— TASK PROMPT —
Print out each entry below exactly, please.
====
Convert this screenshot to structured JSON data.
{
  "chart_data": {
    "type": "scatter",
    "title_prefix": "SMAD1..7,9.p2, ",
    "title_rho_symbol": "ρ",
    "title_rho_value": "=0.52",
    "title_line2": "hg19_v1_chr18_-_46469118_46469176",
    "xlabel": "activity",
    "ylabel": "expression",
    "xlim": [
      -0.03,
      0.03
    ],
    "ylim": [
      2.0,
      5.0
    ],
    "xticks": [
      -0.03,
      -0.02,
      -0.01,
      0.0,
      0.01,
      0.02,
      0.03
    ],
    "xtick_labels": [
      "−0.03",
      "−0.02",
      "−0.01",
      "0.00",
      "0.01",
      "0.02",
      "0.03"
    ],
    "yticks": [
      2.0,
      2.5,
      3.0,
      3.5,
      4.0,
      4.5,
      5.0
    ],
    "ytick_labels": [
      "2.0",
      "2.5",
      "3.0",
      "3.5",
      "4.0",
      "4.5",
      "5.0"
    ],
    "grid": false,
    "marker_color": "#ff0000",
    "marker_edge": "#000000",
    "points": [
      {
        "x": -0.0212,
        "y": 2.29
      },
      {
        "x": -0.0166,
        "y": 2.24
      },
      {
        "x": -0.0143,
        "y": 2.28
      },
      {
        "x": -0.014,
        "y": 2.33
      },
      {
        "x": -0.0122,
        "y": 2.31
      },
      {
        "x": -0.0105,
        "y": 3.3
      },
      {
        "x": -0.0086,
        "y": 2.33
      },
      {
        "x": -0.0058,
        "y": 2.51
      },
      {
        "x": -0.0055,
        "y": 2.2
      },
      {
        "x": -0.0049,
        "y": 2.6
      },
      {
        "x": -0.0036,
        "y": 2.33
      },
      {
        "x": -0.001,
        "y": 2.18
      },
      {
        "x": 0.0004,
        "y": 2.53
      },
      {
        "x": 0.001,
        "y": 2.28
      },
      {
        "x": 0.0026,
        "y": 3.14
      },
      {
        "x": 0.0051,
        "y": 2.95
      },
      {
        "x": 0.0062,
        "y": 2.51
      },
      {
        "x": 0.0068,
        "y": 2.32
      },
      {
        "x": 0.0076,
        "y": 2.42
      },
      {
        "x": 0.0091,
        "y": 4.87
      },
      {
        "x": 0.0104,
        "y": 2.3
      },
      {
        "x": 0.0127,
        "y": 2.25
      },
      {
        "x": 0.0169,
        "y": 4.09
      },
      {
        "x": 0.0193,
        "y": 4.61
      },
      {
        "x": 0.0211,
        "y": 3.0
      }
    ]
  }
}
====
— ANSWER TO THE PROBLEM —
Convert this screenshot to structured JSON data.
{
  "chart_data": {
    "type": "scatter",
    "title_prefix": "SMAD1..7,9.p2, ",
    "title_rho_symbol": "ρ",
    "title_rho_value": "=0.52",
    "title_line2": "hg19_v1_chr18_-_46469118_46469176",
    "xlabel": "activity",
    "ylabel": "expression",
    "xlim": [
      -0.03,
      0.03
    ],
    "ylim": [
      2.0,
      5.0
    ],
    "xticks": [
      -0.03,
      -0.02,
      -0.01,
      0.0,
      0.01,
      0.02,
      0.03
    ],
    "xtick_labels": [
      "−0.03",
      "−0.02",
      "−0.01",
      "0.00",
      "0.01",
      "0.02",
      "0.03"
    ],
    "yticks": [
      2.0,
      2.5,
      3.0,
      3.5,
      4.0,
      4.5,
      5.0
    ],
    "ytick_labels": [
      "2.0",
      "2.5",
      "3.0",
      "3.5",
      "4.0",
      "4.5",
      "5.0"
    ],
    "grid": false,
    "marker_color": "#ff0000",
    "marker_edge": "#000000",
    "points": [
      {
        "x": -0.0212,
        "y": 2.29
      },
      {
        "x": -0.0166,
        "y": 2.24
      },
      {
        "x": -0.0143,
        "y": 2.28
      },
      {
        "x": -0.014,
        "y": 2.33
      },
      {
        "x": -0.0122,
        "y": 2.31
      },
      {
        "x": -0.0105,
        "y": 3.3
      },
      {
        "x": -0.0086,
        "y": 2.33
      },
      {
        "x": -0.0058,
        "y": 2.51
      },
      {
        "x": -0.0055,
        "y": 2.2
      },
      {
        "x": -0.0049,
        "y": 2.6
      },
      {
        "x": -0.0036,
        "y": 2.33
      },
      {
        "x": -0.001,
        "y": 2.18
      },
      {
        "x": 0.0004,
        "y": 2.53
      },
      {
        "x": 0.001,
        "y": 2.28
      },
      {
        "x": 0.0026,
        "y": 3.14
      },
      {
        "x": 0.0051,
        "y": 2.95
      },
      {
        "x": 0.0062,
        "y": 2.51
      },
      {
        "x": 0.0068,
        "y": 2.32
      },
      {
        "x": 0.0076,
        "y": 2.42
      },
      {
        "x": 0.0091,
        "y": 4.87
      },
      {
        "x": 0.0104,
        "y": 2.3
      },
      {
        "x": 0.0127,
        "y": 2.25
      },
      {
        "x": 0.0169,
        "y": 4.09
      },
      {
        "x": 0.0193,
        "y": 4.61
      },
      {
        "x": 0.0211,
        "y": 3.0
      }
    ]
  }
}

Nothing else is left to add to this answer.